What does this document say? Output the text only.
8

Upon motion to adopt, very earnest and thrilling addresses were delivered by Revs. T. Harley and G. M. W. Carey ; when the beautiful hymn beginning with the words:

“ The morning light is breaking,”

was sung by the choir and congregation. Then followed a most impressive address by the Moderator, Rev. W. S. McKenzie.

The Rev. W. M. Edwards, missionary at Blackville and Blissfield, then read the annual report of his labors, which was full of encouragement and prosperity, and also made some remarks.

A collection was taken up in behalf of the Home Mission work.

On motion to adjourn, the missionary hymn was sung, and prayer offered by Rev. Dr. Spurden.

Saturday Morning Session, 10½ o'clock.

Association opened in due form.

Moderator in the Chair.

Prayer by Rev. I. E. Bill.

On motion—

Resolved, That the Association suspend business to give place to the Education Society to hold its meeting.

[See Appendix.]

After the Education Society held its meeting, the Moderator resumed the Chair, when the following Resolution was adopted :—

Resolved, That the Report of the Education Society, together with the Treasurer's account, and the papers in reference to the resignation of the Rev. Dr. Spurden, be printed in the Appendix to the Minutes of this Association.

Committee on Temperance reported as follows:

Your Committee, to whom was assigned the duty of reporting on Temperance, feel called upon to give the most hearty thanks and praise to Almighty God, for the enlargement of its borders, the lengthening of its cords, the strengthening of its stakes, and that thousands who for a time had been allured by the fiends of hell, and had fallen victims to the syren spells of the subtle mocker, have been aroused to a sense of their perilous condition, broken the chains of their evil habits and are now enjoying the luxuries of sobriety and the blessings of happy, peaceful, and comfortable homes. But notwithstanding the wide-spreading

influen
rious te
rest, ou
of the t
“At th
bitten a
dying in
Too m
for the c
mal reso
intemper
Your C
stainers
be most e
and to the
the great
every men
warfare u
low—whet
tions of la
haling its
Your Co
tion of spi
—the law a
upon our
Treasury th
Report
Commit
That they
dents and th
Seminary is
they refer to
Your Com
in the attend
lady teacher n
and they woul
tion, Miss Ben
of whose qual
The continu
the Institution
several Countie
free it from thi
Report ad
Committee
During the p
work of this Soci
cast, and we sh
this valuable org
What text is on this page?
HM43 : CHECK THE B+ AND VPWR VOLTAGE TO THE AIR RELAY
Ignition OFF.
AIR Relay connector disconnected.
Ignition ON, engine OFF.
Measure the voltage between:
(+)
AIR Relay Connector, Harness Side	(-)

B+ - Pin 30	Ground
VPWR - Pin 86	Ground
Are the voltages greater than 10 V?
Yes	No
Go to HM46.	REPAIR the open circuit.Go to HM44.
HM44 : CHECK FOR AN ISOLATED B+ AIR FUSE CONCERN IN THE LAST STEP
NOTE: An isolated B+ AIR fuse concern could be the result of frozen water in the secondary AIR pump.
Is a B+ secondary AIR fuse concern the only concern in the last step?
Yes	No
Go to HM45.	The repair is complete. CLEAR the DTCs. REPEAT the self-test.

* [WORK INSTRUCTIONS]:
Every entry must be quoted exactly as it appears above.

* [WRITTEN ANSWER]:
What does this document say? Output the text only.
8

Upon motion to adopt, very earnest and thrilling addresses were delivered by Revs. T. Harley and G. M. W. Carey ; when the beautiful hymn beginning with the words:

“ The morning light is breaking,”

was sung by the choir and congregation. Then followed a most impressive address by the Moderator, Rev. W. S. McKenzie.

The Rev. W. M. Edwards, missionary at Blackville and Blissfield, then read the annual report of his labors, which was full of encouragement and prosperity, and also made some remarks.

A collection was taken up in behalf of the Home Mission work.

On motion to adjourn, the missionary hymn was sung, and prayer offered by Rev. Dr. Spurden.

Saturday Morning Session, 10½ o'clock.

Association opened in due form.

Moderator in the Chair.

Prayer by Rev. I. E. Bill.

On motion—

Resolved, That the Association suspend business to give place to the Education Society to hold its meeting.

[See Appendix.]

After the Education Society held its meeting, the Moderator resumed the Chair, when the following Resolution was adopted :—

Resolved, That the Report of the Education Society, together with the Treasurer's account, and the papers in reference to the resignation of the Rev. Dr. Spurden, be printed in the Appendix to the Minutes of this Association.

Committee on Temperance reported as follows:

Your Committee, to whom was assigned the duty of reporting on Temperance, feel called upon to give the most hearty thanks and praise to Almighty God, for the enlargement of its borders, the lengthening of its cords, the strengthening of its stakes, and that thousands who for a time had been allured by the fiends of hell, and had fallen victims to the syren spells of the subtle mocker, have been aroused to a sense of their perilous condition, broken the chains of their evil habits and are now enjoying the luxuries of sobriety and the blessings of happy, peaceful, and comfortable homes. But notwithstanding the wide-spreading

influen
rious te
rest, ou
of the t
“At th
bitten a
dying in
Too m
for the c
mal reso
intemper
Your C
stainers
be most e
and to the
the great
every men
warfare u
low—whet
tions of la
haling its
Your Co
tion of spi
—the law a
upon our
Treasury th
Report
Commit
That they
dents and th
Seminary is
they refer to
Your Com
in the attend
lady teacher n
and they woul
tion, Miss Ben
of whose qual
The continu
the Institution
several Countie
free it from thi
Report ad
Committee
During the p
work of this Soci
cast, and we sh
this valuable org
What text is on this page?
HM43 : CHECK THE B+ AND VPWR VOLTAGE TO THE AIR RELAY
Ignition OFF.
AIR Relay connector disconnected.
Ignition ON, engine OFF.
Measure the voltage between:
(+)
AIR Relay Connector, Harness Side	(-)

B+ - Pin 30	Ground
VPWR - Pin 86	Ground
Are the voltages greater than 10 V?
Yes	No
Go to HM46.	REPAIR the open circuit.Go to HM44.
HM44 : CHECK FOR AN ISOLATED B+ AIR FUSE CONCERN IN THE LAST STEP
NOTE: An isolated B+ AIR fuse concern could be the result of frozen water in the secondary AIR pump.
Is a B+ secondary AIR fuse concern the only concern in the last step?
Yes	No
Go to HM45.	The repair is complete. CLEAR the DTCs. REPEAT the self-test.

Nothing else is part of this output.